> EXERCISE INSTRUCTIONS
Copy each line of the material below that includes the string "项目名称".
☆ ☆ ☆ ☆ ☆ ☆ ☆
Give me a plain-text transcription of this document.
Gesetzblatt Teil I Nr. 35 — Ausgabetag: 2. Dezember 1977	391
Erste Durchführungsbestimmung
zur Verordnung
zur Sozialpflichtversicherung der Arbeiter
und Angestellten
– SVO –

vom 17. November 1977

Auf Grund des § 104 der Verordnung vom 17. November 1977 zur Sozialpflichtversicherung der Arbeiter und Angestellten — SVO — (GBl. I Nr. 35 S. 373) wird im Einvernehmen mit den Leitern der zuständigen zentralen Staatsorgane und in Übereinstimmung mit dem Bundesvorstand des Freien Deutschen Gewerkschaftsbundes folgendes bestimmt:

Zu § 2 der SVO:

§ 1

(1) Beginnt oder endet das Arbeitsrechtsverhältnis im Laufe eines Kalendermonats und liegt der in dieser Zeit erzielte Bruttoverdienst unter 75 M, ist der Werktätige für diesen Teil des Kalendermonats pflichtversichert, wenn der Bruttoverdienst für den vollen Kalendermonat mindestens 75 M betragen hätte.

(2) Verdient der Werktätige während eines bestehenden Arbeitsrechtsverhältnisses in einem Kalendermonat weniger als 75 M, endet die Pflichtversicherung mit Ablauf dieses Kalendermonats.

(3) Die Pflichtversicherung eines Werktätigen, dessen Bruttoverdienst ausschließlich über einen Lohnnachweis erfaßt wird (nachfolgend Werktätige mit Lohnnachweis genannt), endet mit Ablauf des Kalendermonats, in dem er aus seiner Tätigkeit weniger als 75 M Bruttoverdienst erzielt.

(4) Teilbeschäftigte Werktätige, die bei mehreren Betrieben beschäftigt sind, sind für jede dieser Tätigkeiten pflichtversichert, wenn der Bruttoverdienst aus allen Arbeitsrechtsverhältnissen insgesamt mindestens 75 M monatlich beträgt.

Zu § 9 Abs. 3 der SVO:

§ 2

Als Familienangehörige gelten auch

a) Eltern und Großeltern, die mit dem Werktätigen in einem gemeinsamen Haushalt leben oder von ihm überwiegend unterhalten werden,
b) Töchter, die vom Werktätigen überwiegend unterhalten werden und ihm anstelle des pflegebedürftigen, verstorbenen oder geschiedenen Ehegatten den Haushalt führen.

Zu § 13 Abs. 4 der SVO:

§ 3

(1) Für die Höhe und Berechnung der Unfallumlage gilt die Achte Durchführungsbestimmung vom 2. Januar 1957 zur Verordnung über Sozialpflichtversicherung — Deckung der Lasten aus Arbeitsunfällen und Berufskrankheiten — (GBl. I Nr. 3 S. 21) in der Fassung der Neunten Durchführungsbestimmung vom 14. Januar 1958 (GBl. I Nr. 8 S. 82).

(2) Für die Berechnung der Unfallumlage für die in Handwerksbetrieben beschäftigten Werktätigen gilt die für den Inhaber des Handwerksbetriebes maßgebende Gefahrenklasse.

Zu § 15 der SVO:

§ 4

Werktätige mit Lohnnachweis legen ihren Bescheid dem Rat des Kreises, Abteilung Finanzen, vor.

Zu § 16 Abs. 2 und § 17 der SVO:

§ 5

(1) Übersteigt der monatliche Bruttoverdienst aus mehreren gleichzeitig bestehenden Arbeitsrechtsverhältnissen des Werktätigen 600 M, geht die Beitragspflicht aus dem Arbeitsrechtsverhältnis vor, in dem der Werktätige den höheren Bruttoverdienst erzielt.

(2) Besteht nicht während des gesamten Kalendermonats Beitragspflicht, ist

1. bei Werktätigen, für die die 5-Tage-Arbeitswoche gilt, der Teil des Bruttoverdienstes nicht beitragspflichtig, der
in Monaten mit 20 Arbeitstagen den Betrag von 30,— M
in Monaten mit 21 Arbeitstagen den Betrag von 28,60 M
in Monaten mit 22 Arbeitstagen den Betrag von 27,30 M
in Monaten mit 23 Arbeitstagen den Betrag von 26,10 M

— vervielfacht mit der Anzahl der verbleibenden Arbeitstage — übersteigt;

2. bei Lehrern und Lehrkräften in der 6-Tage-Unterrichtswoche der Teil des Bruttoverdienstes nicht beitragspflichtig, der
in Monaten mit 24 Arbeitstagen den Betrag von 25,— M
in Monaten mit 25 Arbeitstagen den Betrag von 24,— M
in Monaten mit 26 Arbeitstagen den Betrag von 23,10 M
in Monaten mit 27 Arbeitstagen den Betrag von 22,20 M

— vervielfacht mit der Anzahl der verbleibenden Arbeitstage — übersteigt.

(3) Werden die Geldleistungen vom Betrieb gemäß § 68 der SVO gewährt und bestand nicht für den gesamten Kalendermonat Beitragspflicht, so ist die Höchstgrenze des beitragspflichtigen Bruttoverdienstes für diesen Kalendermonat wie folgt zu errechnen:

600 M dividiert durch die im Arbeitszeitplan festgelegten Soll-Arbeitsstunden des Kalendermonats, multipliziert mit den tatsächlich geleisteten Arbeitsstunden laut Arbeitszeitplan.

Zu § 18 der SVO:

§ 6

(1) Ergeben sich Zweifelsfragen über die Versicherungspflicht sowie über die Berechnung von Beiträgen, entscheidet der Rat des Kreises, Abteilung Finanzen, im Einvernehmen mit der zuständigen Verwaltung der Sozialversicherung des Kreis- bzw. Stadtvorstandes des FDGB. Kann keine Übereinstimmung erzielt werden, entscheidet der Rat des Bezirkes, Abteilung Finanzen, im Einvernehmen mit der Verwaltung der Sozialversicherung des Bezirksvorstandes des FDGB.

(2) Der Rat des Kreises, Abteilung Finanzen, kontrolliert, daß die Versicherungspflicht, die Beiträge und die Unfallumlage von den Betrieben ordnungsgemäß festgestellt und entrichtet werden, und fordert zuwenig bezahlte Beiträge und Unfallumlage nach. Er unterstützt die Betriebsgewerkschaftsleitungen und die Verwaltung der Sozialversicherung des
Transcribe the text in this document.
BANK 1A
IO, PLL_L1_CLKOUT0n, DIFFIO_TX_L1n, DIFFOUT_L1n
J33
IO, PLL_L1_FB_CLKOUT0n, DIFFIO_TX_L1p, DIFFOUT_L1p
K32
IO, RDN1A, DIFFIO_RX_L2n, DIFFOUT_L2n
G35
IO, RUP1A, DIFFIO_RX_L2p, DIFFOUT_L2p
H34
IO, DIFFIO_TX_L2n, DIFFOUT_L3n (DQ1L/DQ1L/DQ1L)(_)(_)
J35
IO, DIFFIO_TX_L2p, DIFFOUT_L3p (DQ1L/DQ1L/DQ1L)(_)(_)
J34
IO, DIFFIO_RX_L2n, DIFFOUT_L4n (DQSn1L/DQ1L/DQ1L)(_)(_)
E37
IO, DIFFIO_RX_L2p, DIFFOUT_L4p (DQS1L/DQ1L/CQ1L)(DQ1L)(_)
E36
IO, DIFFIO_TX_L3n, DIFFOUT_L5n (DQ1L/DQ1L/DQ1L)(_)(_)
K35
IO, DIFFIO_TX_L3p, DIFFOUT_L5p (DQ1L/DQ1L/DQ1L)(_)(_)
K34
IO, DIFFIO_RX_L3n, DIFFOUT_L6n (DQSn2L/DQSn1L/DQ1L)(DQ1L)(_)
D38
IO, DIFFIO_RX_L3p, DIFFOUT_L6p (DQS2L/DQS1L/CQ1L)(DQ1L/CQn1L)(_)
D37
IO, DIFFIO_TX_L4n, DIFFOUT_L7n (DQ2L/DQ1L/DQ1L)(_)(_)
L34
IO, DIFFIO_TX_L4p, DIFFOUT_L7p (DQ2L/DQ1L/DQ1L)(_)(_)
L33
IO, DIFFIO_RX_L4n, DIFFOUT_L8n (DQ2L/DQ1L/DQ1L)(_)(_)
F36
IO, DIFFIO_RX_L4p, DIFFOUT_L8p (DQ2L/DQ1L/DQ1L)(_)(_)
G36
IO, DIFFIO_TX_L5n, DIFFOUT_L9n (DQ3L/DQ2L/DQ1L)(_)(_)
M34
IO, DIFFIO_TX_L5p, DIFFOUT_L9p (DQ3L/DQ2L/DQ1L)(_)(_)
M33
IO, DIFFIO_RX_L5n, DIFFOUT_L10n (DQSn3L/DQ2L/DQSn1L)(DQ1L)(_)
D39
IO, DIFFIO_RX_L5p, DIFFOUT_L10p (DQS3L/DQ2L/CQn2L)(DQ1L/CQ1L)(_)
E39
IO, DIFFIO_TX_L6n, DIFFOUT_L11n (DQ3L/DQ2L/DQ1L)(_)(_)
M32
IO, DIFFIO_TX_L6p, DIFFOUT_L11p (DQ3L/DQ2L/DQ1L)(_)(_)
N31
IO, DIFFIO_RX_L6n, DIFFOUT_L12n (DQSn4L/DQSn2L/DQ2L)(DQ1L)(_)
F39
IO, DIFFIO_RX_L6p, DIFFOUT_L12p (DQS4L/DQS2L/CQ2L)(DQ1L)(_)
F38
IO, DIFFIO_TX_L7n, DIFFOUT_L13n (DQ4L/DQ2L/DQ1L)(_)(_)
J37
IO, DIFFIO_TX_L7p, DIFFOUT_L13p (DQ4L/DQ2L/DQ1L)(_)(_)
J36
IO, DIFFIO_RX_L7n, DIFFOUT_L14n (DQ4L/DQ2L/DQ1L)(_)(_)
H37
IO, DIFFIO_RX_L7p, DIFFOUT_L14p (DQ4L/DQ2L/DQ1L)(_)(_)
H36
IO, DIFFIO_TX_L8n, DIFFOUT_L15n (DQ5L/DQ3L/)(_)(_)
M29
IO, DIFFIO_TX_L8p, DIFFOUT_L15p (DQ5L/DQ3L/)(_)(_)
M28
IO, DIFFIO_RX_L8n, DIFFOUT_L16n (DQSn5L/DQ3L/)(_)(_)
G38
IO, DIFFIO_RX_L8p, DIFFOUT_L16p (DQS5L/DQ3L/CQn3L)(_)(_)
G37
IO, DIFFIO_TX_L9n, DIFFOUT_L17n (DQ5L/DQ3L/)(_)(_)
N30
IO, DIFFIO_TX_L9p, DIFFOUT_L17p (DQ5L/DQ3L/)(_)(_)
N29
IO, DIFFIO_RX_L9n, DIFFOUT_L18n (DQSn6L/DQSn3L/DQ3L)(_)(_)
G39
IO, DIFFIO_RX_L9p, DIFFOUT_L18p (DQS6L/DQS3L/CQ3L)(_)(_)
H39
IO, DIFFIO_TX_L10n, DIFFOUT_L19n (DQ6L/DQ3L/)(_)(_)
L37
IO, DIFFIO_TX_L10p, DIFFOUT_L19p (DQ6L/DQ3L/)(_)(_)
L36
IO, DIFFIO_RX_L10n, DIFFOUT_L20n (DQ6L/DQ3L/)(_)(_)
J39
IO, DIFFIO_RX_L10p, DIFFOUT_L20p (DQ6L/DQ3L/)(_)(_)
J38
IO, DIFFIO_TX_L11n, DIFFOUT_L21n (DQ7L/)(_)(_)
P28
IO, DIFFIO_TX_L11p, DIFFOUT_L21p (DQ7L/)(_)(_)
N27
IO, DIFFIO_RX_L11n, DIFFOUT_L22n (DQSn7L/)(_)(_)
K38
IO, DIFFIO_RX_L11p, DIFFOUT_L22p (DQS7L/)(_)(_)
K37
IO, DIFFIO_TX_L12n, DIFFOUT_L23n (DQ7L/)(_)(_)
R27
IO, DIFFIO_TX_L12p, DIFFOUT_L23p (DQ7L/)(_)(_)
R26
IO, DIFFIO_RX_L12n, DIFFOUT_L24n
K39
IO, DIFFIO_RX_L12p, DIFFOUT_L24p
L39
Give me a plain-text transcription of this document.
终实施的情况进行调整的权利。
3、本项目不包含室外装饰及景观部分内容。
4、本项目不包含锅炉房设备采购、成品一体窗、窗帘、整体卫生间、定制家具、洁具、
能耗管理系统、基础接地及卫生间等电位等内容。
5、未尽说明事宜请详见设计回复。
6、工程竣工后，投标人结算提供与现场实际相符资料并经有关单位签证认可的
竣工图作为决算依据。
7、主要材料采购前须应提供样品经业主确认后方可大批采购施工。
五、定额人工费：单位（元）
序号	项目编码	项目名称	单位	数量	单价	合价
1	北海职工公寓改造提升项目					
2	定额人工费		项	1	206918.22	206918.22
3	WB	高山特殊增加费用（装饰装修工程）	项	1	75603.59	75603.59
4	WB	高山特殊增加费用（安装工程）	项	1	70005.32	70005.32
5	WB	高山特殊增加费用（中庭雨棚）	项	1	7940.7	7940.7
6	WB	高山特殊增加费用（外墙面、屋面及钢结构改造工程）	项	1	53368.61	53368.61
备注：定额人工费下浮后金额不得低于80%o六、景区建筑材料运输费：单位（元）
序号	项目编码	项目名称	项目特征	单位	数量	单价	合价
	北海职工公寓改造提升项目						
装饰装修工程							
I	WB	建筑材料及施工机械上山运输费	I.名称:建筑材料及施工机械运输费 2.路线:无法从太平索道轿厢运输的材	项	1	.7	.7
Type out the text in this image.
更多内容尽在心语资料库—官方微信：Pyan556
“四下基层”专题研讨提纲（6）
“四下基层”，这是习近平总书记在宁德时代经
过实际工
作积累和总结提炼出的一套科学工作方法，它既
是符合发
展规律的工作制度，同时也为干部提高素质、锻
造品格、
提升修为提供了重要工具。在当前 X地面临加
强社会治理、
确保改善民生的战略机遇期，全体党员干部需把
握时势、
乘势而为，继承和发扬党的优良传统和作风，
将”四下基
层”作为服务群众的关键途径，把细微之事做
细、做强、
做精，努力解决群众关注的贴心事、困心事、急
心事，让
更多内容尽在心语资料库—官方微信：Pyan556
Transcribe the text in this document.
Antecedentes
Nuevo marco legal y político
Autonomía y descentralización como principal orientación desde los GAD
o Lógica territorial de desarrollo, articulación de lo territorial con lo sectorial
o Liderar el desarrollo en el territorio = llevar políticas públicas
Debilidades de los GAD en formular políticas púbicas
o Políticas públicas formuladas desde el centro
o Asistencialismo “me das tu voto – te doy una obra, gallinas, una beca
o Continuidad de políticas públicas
☆ ☆ ☆ ☆ ☆ ☆ ☆
> THE OUTPUT
序号	项目编码	项目名称	单位	数量	单价	合价
序号	项目编码	项目名称	项目特征	单位	数量	单价	合价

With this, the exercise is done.